'''

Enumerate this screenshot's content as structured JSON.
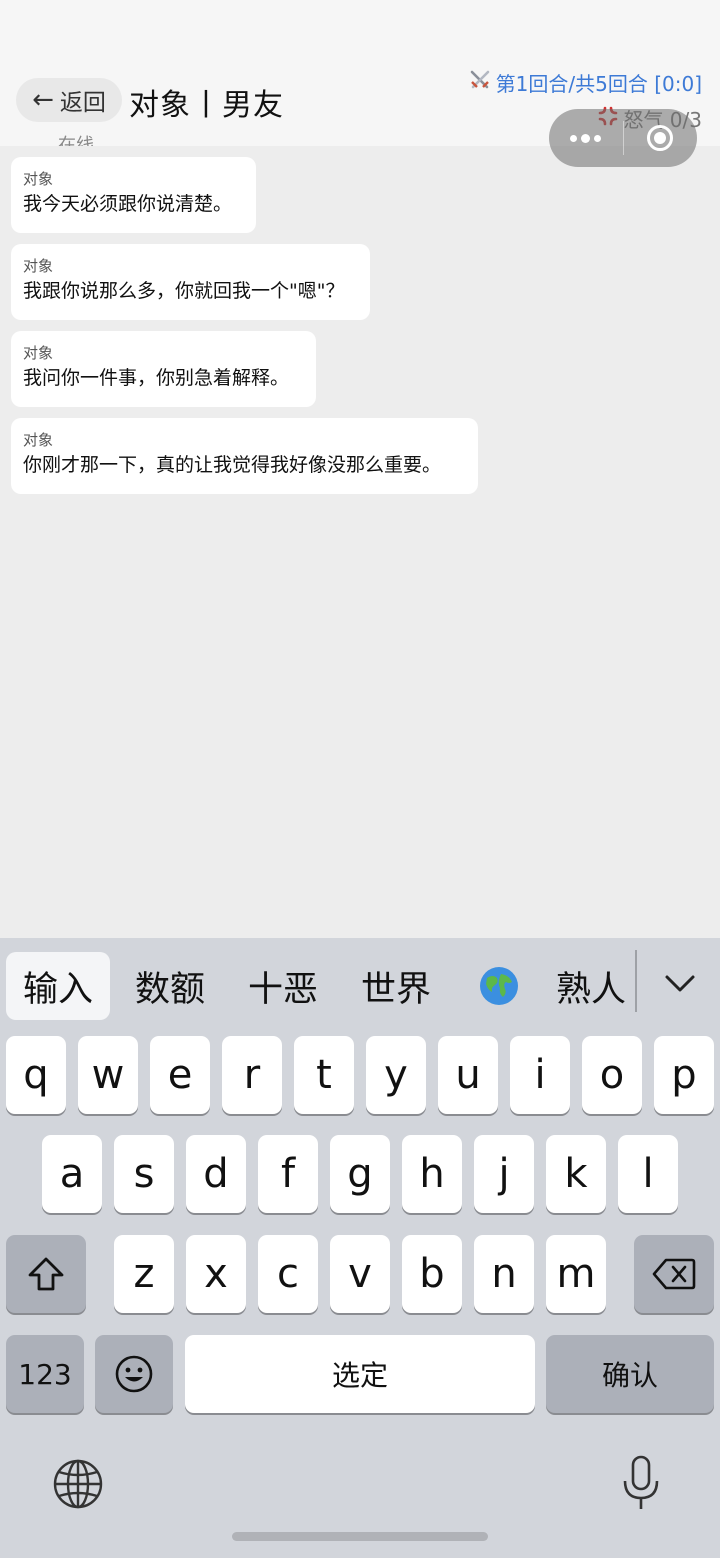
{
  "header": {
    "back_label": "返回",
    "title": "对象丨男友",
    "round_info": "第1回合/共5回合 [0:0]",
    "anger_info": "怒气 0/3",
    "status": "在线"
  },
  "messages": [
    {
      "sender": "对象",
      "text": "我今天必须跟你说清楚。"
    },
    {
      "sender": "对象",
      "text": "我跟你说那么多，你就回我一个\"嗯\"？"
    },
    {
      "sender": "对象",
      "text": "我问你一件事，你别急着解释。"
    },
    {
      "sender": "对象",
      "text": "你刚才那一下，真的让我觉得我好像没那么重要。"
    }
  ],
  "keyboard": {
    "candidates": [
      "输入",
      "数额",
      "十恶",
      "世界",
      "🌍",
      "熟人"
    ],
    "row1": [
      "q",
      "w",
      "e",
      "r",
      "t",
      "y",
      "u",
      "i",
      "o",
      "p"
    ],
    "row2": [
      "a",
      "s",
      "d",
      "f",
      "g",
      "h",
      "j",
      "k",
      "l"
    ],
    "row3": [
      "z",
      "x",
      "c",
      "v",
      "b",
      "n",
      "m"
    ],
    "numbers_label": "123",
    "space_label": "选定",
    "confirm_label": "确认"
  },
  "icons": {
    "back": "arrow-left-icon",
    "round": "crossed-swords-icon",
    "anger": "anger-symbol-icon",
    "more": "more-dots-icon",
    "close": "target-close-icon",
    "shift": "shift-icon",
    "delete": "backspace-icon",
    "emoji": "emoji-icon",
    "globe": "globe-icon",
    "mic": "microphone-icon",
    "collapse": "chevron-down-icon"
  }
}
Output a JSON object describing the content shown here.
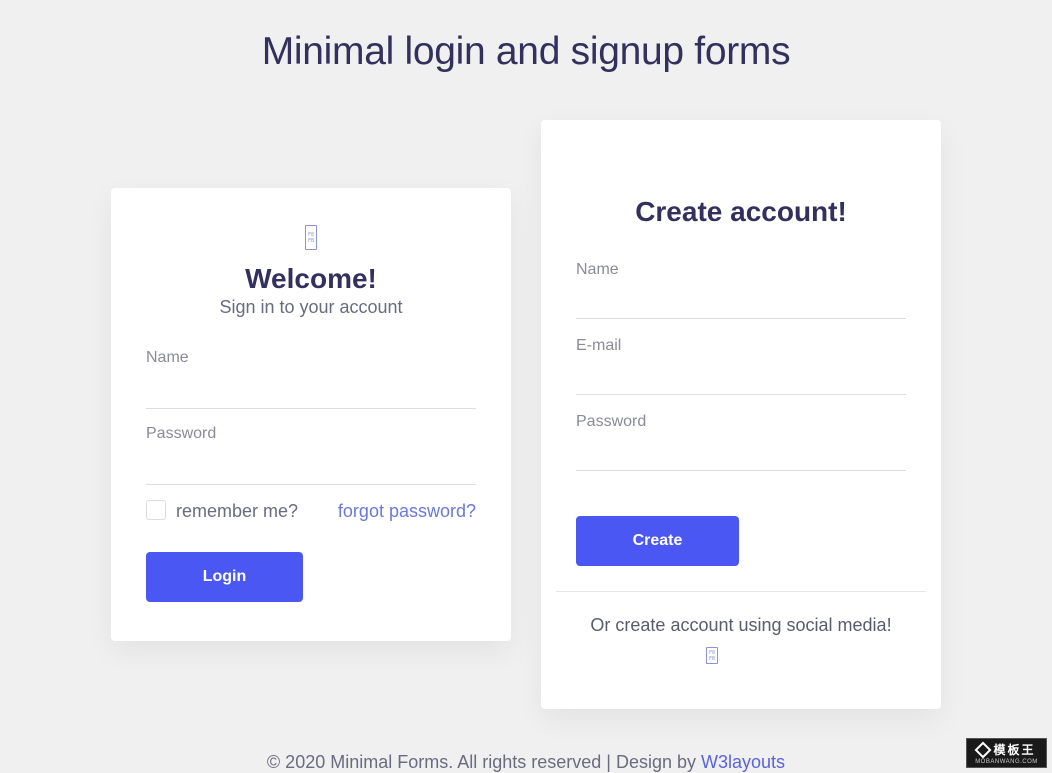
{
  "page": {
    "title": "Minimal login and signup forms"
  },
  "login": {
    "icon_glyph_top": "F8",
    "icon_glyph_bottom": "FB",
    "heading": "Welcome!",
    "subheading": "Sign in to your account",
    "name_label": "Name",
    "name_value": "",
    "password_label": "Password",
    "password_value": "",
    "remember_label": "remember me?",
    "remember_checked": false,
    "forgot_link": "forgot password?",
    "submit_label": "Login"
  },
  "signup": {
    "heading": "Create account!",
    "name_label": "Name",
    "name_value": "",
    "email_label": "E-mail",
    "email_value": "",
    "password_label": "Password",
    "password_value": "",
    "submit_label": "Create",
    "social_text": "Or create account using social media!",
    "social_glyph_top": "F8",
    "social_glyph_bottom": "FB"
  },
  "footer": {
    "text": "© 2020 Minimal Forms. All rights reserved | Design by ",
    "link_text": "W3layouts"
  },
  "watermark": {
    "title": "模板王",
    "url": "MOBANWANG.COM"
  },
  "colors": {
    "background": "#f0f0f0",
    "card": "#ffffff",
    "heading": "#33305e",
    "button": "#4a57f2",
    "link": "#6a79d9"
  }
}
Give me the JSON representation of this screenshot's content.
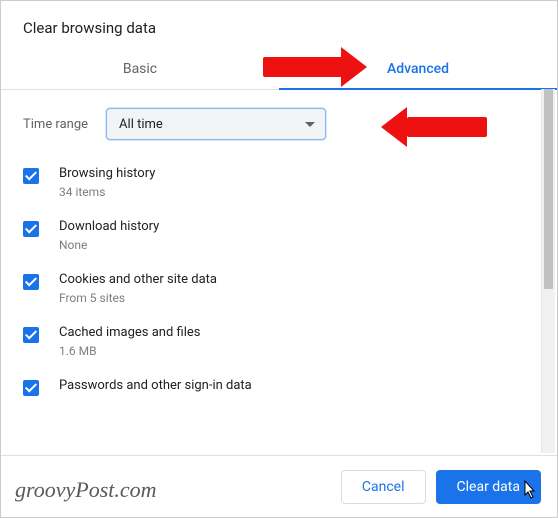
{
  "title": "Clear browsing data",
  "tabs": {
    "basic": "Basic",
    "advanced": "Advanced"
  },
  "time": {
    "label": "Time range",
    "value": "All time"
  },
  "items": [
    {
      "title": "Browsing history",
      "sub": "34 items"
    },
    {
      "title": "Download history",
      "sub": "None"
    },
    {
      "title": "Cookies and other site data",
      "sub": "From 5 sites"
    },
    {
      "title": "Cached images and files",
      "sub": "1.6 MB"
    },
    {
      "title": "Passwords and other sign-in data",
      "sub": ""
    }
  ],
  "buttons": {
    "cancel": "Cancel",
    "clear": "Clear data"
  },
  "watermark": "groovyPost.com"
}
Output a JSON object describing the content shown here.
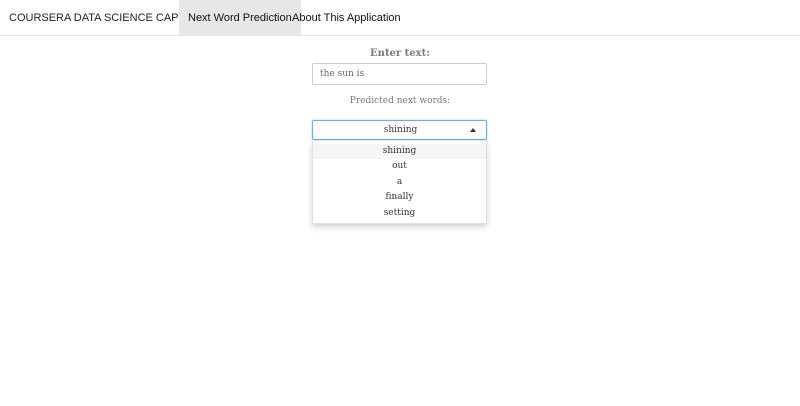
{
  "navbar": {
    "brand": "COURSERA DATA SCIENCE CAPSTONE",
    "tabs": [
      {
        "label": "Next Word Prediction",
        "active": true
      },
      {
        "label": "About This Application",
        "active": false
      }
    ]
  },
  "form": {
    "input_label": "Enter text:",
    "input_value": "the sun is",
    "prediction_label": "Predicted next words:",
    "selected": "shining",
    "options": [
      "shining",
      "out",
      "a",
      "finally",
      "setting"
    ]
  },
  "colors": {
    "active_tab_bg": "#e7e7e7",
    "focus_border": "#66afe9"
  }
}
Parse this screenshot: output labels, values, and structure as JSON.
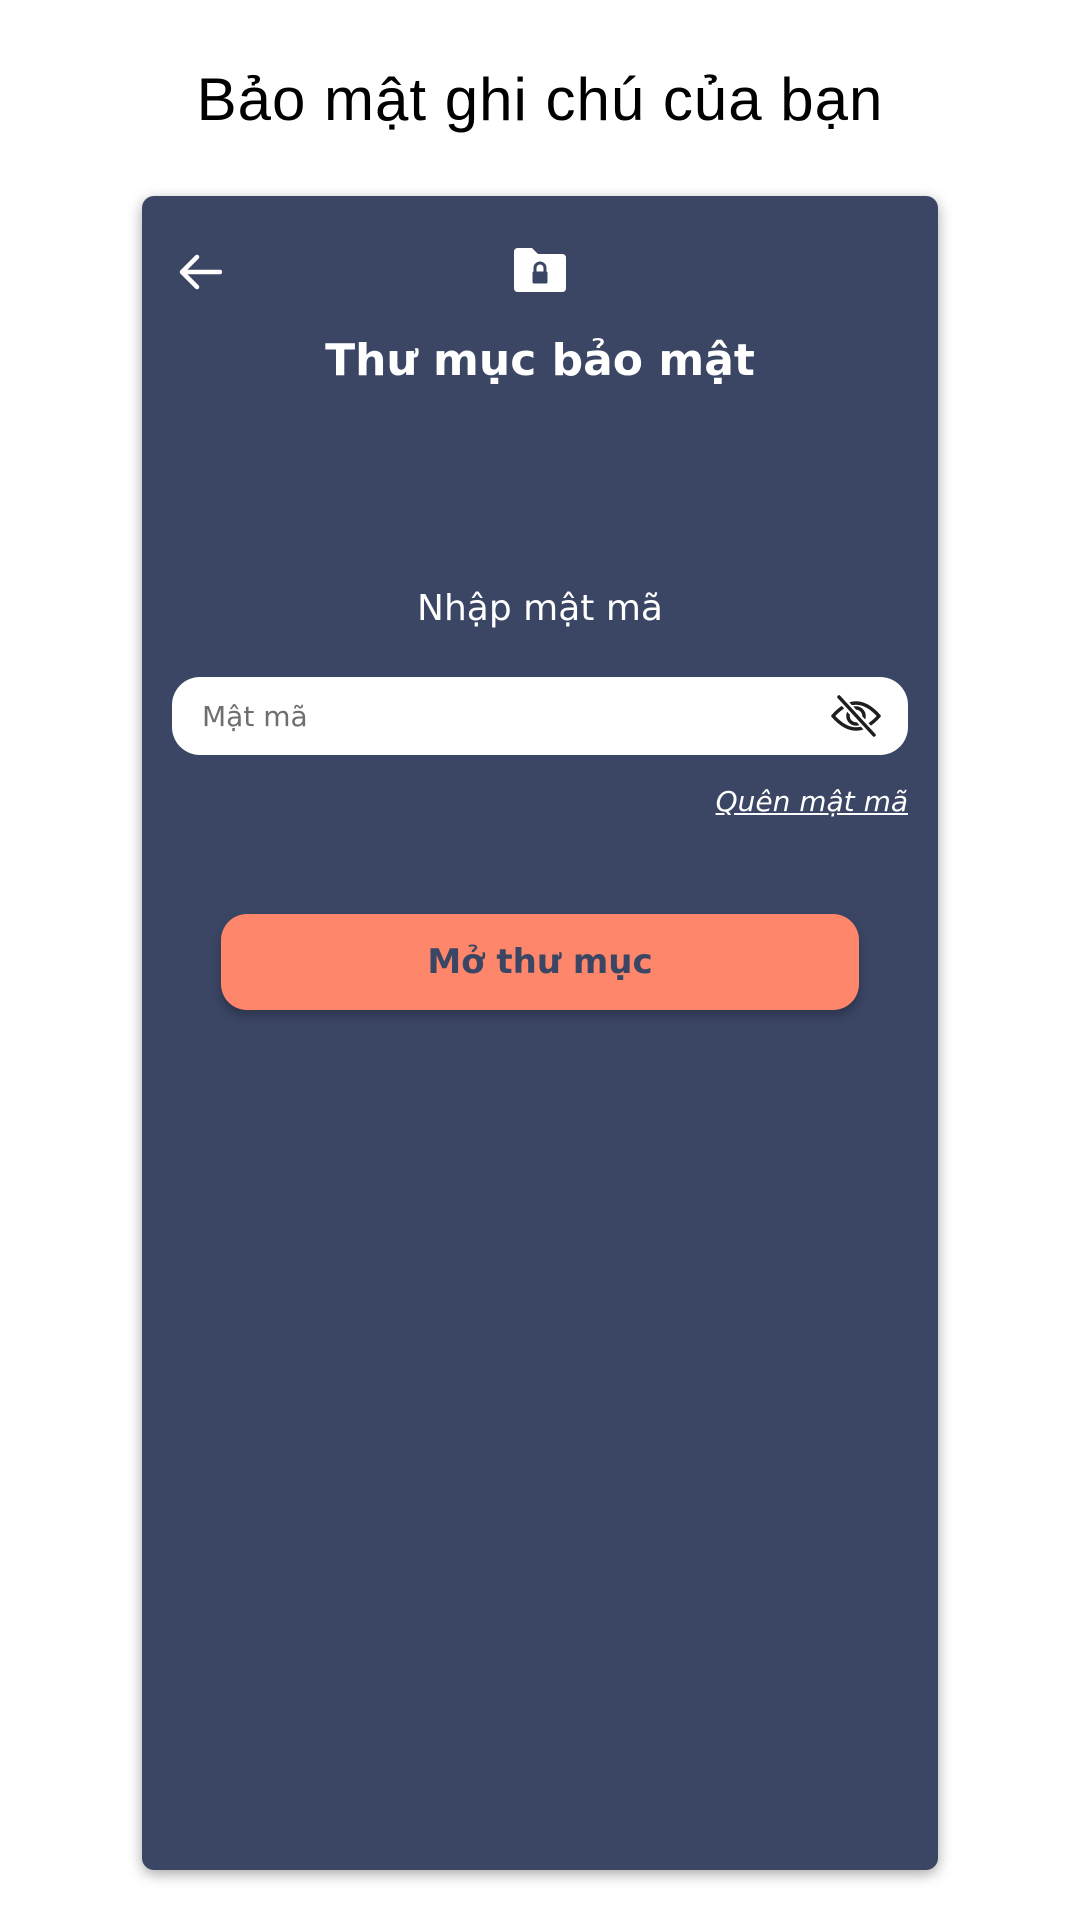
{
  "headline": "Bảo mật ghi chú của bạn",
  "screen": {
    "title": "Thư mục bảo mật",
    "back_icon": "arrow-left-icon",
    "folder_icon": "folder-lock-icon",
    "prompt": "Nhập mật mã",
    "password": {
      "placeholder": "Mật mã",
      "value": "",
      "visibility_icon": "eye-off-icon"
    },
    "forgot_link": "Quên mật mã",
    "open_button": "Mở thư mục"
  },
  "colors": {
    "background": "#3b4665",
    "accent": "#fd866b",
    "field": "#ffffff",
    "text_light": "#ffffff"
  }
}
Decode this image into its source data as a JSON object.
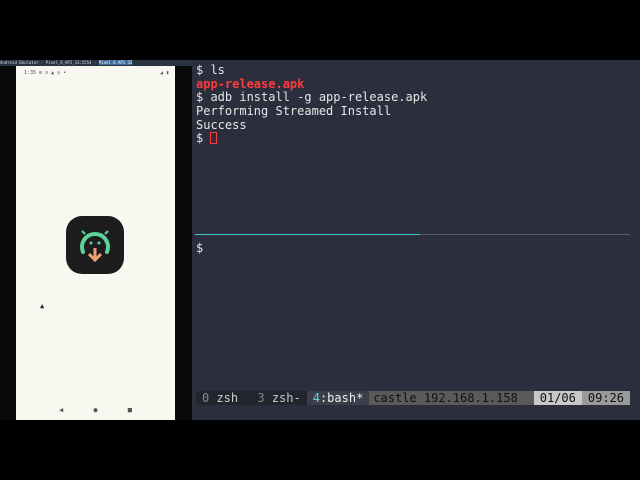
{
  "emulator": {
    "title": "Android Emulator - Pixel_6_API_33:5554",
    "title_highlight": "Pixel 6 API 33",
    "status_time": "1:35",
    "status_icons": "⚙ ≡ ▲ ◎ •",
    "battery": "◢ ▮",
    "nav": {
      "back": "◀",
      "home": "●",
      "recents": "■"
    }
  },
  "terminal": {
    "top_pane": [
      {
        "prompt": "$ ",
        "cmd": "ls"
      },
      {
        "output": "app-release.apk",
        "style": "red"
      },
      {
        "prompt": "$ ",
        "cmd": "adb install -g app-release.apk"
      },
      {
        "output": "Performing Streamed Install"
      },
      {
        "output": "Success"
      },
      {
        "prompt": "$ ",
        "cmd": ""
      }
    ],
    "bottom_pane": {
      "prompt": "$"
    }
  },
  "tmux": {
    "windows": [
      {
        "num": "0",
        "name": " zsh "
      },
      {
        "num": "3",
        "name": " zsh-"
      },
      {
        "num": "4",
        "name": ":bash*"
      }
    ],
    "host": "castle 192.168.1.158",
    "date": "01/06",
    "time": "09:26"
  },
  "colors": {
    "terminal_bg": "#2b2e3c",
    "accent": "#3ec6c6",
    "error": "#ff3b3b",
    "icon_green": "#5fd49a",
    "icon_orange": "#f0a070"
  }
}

'''

= Exercise =
Scan the data above; copy every line where "left" appears.

= Solution to this task =
    "back": "arrow-left-icon",
    "back_icon": "arrow-left-icon",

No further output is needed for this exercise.